◆ Set task
Pick out each line in the items below that contains the string "column", and copy those lines in full.

>> BEGIN The records

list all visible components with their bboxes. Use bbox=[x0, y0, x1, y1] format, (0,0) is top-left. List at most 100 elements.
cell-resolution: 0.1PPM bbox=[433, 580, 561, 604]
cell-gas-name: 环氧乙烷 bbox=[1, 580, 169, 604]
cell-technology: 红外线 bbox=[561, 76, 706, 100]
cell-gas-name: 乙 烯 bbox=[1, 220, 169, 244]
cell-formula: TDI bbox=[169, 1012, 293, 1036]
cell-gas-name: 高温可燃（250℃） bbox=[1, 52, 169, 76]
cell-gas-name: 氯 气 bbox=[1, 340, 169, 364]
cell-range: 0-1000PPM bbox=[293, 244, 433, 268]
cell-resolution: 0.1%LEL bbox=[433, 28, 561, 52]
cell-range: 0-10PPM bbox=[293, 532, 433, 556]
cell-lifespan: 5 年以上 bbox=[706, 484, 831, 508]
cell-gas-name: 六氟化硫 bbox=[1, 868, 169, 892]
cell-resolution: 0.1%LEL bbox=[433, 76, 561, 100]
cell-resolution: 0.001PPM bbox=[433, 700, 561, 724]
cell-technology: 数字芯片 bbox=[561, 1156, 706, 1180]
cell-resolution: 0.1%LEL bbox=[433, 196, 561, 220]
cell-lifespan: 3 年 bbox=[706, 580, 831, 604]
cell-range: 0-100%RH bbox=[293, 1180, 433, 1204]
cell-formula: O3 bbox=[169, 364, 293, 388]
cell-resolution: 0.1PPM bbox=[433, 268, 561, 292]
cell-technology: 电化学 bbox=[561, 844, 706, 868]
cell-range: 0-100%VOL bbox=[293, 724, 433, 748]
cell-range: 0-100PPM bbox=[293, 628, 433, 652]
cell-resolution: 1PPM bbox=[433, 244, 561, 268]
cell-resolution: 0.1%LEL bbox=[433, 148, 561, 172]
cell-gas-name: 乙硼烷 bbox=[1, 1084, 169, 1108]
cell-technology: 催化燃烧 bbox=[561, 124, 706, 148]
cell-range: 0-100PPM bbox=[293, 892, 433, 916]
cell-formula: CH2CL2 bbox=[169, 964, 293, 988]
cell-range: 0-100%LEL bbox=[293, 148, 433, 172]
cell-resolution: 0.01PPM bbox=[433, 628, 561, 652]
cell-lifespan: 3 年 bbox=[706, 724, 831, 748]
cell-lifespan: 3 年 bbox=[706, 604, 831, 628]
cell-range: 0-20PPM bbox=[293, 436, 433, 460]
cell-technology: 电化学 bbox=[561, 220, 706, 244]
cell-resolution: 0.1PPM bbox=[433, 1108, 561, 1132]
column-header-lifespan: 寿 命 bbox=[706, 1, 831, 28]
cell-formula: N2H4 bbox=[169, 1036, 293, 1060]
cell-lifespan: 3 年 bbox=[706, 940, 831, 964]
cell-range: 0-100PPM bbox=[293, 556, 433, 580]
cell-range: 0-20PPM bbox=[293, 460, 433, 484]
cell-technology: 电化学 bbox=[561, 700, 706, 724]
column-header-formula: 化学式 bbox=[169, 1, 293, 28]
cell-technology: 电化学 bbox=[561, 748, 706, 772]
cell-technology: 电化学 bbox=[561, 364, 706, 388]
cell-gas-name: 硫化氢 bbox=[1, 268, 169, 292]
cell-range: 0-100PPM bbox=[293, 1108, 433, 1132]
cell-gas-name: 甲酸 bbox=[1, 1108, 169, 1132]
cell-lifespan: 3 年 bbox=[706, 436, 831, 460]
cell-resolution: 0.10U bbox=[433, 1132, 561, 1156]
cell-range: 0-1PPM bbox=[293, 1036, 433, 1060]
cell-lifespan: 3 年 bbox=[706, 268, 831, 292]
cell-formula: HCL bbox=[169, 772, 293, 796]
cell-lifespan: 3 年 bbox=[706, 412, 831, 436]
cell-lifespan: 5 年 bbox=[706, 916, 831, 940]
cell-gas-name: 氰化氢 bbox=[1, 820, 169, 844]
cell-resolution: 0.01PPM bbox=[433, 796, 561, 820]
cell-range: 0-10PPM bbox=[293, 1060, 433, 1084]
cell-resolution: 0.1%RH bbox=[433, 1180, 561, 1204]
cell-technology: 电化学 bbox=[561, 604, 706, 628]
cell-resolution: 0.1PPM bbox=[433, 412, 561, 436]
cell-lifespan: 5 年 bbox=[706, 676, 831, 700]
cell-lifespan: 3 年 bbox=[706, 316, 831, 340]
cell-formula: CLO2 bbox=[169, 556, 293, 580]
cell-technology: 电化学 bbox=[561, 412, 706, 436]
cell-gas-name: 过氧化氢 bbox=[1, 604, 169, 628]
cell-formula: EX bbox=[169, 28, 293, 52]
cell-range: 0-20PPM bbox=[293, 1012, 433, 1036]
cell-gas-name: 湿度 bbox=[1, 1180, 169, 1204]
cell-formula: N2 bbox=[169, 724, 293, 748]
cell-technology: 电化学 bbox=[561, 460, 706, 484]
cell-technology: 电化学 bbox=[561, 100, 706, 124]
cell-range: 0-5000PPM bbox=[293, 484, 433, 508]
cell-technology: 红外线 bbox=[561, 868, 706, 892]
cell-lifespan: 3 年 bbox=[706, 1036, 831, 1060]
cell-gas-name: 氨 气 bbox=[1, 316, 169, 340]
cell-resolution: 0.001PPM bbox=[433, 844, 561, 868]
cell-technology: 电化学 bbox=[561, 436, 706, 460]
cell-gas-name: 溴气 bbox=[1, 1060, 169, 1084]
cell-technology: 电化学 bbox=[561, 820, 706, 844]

>> END The records

◆ Solved problem
column-header-lifespan: 寿 命 bbox=[706, 1, 831, 28]
column-header-formula: 化学式 bbox=[169, 1, 293, 28]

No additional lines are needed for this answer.